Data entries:
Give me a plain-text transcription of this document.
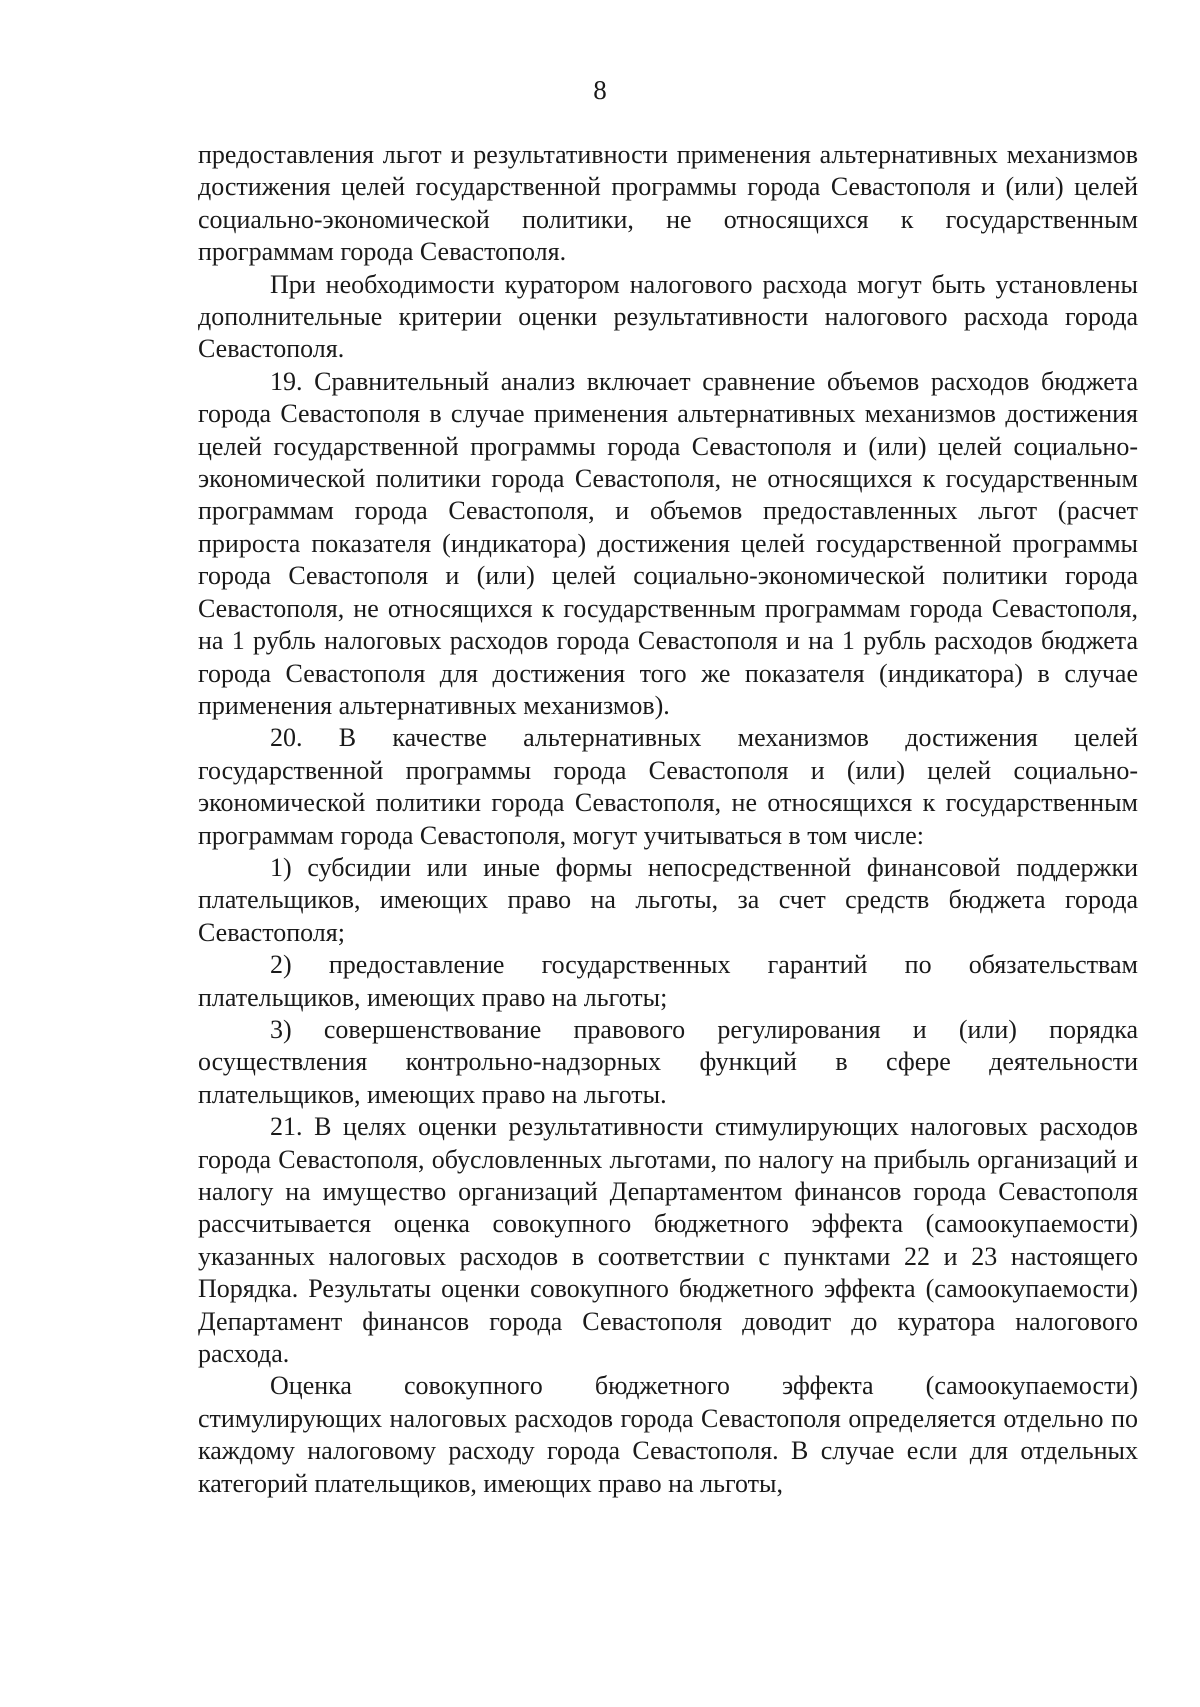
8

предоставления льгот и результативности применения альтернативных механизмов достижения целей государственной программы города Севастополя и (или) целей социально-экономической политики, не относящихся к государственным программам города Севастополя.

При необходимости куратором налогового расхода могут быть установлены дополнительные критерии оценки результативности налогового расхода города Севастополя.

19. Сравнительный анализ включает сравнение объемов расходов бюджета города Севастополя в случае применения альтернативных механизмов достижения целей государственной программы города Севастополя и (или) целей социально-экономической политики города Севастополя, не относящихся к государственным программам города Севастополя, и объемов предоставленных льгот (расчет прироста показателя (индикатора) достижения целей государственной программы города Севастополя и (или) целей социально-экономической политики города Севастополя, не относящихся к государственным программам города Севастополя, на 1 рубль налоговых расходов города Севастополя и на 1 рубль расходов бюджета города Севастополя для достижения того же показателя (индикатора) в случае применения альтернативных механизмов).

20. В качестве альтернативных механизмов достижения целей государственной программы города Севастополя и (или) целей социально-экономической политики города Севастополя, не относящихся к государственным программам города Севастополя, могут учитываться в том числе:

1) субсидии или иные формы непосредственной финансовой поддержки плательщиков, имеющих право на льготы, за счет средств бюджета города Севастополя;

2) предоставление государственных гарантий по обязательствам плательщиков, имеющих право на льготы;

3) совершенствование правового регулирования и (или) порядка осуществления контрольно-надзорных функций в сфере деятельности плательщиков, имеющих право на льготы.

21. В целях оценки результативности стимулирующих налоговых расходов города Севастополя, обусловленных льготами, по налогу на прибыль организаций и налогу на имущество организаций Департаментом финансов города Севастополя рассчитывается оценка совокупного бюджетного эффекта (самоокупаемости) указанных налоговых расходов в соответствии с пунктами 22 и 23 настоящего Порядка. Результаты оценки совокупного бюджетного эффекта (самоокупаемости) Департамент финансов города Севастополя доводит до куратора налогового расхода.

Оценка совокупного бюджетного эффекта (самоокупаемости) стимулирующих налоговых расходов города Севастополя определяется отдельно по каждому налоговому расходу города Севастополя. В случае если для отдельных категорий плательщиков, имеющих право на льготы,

--

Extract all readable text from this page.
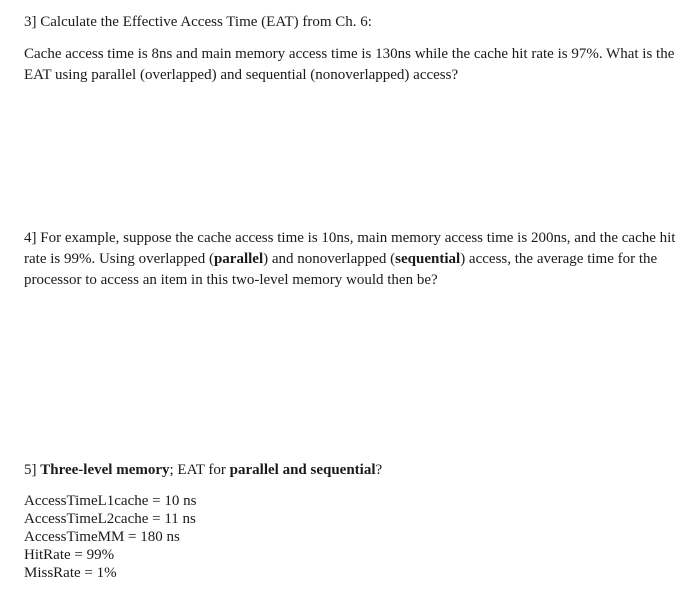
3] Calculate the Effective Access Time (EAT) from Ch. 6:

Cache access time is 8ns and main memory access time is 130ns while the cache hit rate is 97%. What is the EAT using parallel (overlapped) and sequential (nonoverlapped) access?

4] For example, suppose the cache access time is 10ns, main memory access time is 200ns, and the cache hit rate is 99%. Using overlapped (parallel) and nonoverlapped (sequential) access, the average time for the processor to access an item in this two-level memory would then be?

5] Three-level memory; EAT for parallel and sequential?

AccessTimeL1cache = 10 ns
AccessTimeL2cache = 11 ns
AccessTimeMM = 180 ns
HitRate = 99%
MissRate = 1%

TASK TO CARRY OUT: Every line of the records that includes the word "memory" should be gathered.

RESULT BELOW:
Cache access time is 8ns and main memory access time is 130ns while the cache hit rate is 97%. What is the EAT using parallel (overlapped) and sequential (nonoverlapped) access?
4] For example, suppose the cache access time is 10ns, main memory access time is 200ns, and the cache hit rate is 99%. Using overlapped (parallel) and nonoverlapped (sequential) access, the average time for the processor to access an item in this two-level memory would then be?
5] Three-level memory; EAT for parallel and sequential?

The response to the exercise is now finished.